Data excerpts:
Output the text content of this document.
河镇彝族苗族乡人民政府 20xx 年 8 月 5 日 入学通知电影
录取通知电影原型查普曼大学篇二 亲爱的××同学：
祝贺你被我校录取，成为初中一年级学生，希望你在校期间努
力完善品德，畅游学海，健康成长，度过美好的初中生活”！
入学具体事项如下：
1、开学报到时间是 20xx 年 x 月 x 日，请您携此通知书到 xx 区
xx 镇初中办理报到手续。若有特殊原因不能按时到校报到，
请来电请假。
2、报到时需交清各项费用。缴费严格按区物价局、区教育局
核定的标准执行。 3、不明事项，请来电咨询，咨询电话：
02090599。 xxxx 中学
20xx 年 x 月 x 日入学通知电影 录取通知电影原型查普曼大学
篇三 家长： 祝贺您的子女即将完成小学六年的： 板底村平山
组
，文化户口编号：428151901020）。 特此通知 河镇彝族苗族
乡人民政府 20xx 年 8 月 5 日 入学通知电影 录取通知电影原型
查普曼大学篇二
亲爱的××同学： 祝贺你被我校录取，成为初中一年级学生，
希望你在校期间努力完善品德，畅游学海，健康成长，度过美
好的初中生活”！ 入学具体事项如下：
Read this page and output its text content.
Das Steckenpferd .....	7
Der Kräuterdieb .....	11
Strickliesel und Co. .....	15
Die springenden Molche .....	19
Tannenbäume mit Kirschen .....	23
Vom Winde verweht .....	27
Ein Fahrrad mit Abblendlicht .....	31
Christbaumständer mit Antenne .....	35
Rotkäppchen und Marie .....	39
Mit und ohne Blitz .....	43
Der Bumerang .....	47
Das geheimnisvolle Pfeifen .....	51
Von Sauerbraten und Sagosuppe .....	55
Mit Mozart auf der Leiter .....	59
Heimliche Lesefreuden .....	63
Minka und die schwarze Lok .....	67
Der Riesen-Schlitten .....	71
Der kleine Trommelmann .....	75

YOUR TASK:
Determine the number of lines containing "祝贺你被我校录取". Write only that number.

FINISHED ANSWER:
2